Information shown →
[BEGIN]

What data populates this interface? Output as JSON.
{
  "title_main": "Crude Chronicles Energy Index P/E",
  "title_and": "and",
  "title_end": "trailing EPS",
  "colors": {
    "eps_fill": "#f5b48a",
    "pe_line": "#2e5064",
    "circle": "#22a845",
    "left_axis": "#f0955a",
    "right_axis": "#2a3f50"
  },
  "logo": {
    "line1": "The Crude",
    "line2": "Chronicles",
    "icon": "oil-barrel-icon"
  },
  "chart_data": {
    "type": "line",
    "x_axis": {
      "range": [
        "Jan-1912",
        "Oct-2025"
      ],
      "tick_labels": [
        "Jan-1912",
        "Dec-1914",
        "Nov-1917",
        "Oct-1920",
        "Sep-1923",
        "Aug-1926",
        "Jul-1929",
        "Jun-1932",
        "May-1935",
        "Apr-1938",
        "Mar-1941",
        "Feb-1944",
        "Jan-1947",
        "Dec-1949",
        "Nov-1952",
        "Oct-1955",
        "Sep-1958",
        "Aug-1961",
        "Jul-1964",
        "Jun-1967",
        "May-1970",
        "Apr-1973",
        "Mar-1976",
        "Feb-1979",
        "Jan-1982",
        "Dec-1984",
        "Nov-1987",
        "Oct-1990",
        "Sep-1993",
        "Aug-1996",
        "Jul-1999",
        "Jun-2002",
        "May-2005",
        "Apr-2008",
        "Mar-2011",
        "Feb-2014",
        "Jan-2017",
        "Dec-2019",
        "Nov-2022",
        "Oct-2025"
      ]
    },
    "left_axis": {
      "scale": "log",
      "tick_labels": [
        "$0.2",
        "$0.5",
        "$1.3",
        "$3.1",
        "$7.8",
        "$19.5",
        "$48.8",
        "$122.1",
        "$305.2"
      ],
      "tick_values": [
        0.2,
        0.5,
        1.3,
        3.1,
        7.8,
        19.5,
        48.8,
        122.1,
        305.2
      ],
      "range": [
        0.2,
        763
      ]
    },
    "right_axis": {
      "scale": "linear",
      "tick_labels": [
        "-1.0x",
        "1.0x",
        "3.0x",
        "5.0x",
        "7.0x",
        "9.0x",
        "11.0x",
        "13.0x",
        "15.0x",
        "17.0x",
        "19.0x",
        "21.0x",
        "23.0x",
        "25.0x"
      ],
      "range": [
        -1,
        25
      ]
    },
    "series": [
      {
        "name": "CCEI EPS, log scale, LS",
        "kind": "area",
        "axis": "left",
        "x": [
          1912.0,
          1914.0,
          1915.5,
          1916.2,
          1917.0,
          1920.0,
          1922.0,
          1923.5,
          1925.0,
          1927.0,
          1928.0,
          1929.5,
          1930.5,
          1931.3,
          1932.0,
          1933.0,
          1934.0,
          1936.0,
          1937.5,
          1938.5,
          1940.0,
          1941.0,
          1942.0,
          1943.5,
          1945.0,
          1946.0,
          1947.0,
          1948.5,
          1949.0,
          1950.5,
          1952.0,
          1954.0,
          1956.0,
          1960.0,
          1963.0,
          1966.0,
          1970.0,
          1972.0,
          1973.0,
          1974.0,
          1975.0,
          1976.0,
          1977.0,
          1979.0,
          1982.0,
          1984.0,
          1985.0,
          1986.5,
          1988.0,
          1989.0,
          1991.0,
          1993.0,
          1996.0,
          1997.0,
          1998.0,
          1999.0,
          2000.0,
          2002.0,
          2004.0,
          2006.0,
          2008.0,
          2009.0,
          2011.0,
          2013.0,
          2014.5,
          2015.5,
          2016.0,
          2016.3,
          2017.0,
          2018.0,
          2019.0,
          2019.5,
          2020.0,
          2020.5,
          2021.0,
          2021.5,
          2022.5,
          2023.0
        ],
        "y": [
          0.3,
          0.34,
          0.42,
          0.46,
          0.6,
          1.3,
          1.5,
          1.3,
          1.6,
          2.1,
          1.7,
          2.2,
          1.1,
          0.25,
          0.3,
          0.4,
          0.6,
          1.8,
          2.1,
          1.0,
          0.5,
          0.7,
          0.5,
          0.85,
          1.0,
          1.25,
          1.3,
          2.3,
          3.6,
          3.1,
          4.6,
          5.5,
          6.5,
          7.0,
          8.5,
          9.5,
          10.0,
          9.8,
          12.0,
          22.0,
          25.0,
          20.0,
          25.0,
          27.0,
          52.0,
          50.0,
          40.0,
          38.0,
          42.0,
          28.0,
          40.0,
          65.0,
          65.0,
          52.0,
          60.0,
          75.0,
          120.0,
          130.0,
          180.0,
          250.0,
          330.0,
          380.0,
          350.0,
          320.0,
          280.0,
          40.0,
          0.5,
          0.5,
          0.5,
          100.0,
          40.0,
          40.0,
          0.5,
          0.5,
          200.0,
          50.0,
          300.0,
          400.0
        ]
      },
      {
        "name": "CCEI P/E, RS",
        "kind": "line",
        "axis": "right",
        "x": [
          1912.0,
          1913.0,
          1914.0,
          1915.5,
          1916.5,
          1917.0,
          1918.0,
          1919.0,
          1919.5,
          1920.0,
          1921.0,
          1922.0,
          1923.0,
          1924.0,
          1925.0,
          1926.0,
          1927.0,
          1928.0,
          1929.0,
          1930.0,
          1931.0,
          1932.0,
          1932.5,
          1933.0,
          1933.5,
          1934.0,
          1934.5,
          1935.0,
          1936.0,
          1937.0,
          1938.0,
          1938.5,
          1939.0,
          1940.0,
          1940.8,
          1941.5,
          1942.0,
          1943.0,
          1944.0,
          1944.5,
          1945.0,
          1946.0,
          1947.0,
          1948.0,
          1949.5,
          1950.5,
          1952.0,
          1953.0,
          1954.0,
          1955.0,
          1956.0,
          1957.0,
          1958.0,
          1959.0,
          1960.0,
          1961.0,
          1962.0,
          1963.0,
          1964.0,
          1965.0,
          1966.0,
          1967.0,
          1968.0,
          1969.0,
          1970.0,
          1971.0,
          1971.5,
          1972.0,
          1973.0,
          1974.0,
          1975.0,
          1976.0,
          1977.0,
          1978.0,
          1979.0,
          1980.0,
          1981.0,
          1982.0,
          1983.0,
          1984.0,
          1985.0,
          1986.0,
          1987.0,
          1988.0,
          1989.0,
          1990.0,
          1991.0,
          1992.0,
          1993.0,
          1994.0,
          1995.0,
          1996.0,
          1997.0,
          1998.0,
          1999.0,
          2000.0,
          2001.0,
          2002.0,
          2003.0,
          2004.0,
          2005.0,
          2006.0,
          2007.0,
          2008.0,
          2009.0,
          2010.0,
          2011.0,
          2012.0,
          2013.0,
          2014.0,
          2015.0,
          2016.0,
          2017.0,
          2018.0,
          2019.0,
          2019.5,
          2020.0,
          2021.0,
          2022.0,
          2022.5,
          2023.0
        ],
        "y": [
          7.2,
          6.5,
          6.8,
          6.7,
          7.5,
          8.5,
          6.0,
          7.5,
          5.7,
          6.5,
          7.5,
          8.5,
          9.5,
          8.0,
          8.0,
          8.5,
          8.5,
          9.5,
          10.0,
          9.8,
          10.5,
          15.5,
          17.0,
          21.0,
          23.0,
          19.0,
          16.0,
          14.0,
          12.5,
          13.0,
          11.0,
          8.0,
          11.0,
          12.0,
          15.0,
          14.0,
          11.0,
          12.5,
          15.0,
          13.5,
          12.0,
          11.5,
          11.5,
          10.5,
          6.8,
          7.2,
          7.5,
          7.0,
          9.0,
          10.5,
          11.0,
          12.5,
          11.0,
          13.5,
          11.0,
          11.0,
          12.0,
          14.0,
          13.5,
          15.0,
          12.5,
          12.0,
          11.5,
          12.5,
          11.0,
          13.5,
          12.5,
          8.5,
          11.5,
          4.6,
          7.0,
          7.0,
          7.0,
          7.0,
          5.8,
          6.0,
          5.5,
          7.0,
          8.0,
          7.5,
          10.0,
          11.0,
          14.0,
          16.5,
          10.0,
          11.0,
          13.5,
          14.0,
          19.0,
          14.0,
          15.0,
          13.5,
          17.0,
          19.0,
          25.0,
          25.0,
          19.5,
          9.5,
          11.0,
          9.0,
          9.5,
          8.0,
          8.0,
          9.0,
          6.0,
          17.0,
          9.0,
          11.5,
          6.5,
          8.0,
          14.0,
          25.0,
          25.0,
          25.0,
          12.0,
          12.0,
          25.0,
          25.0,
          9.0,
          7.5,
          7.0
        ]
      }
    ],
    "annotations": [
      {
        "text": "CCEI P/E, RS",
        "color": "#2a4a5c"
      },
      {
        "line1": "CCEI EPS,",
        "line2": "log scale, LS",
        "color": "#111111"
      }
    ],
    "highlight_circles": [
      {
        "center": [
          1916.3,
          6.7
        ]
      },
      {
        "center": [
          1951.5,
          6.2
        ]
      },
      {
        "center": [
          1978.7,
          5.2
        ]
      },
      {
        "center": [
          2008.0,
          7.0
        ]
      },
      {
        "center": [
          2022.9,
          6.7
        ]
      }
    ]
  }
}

[END]

Goal → Every line above that contains the word "scale" should be reported.

Result of this exercise →
      "scale": "log",
      "scale": "linear",
        "name": "CCEI EPS, log scale, LS",
        "line2": "log scale, LS",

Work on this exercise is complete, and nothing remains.